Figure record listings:
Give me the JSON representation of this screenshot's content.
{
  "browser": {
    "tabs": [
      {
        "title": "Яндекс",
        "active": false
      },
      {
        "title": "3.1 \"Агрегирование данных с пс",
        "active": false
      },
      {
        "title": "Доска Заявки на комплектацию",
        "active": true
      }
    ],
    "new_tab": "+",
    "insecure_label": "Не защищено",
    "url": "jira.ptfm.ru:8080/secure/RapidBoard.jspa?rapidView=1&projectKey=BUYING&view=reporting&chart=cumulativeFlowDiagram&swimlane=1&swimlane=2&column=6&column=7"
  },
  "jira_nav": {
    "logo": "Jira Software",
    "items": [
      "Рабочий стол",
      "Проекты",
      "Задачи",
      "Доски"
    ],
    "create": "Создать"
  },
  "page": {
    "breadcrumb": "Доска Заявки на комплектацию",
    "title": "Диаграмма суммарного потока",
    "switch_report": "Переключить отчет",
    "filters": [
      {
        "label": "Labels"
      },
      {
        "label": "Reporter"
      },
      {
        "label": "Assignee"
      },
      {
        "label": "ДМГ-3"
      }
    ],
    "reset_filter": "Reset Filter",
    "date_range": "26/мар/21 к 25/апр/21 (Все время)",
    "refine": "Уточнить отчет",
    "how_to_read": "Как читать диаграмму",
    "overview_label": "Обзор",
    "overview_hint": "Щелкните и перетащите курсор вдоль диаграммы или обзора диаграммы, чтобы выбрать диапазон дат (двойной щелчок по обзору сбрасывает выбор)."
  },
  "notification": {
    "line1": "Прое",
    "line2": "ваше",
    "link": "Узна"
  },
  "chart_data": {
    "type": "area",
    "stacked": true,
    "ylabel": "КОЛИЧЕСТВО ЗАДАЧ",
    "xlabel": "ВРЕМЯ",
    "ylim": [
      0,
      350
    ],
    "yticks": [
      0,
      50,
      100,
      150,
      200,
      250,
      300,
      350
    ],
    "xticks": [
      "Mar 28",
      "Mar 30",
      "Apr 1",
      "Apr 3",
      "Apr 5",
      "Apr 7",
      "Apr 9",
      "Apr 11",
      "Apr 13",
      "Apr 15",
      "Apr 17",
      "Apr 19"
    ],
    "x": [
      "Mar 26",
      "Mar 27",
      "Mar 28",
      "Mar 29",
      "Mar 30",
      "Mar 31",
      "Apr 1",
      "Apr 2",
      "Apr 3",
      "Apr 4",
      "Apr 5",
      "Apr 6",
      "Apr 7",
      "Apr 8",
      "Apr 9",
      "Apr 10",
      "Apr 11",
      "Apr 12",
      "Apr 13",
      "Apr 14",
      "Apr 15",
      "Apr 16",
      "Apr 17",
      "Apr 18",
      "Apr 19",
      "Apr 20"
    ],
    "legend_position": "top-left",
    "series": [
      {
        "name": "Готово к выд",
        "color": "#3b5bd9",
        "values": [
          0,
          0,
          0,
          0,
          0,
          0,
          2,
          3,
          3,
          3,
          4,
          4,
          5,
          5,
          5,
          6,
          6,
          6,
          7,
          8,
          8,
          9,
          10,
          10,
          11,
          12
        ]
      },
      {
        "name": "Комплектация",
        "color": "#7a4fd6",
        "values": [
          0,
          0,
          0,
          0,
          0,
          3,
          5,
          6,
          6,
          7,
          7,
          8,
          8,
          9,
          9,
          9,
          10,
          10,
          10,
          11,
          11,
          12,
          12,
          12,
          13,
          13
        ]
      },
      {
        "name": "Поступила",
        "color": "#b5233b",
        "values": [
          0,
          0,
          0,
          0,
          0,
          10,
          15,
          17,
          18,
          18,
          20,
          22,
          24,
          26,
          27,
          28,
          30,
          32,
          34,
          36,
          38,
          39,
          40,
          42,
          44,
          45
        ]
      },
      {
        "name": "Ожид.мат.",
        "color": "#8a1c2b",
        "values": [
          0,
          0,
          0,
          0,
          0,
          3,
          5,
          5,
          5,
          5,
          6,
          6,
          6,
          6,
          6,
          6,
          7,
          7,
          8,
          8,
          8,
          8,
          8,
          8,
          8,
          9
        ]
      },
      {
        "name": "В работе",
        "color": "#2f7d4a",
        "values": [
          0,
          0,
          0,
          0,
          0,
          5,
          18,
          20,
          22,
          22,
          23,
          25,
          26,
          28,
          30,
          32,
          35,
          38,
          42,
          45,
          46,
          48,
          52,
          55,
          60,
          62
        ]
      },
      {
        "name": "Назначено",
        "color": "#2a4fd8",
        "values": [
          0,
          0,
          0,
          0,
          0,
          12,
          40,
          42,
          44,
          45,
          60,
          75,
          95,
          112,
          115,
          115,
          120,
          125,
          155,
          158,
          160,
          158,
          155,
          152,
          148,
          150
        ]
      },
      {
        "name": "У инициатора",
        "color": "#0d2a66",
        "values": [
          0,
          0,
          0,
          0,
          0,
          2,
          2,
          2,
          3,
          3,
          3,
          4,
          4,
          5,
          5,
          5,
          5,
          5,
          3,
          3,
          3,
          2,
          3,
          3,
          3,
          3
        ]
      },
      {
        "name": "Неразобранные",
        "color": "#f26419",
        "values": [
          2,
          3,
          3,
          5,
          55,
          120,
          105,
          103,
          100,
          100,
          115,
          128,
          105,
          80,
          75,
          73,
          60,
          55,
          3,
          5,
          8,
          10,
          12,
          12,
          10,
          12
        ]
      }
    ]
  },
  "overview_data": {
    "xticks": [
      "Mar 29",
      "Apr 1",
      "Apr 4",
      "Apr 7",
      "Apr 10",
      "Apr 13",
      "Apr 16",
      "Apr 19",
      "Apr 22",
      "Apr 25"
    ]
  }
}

- STATED GOAL:
Where a line in the material above holds "name", copy that line.

- PROBLEM SOLUTION:
        "name": "Готово к выд",
        "name": "Комплектация",
        "name": "Поступила",
        "name": "Ожид.мат.",
        "name": "В работе",
        "name": "Назначено",
        "name": "У инициатора",
        "name": "Неразобранные",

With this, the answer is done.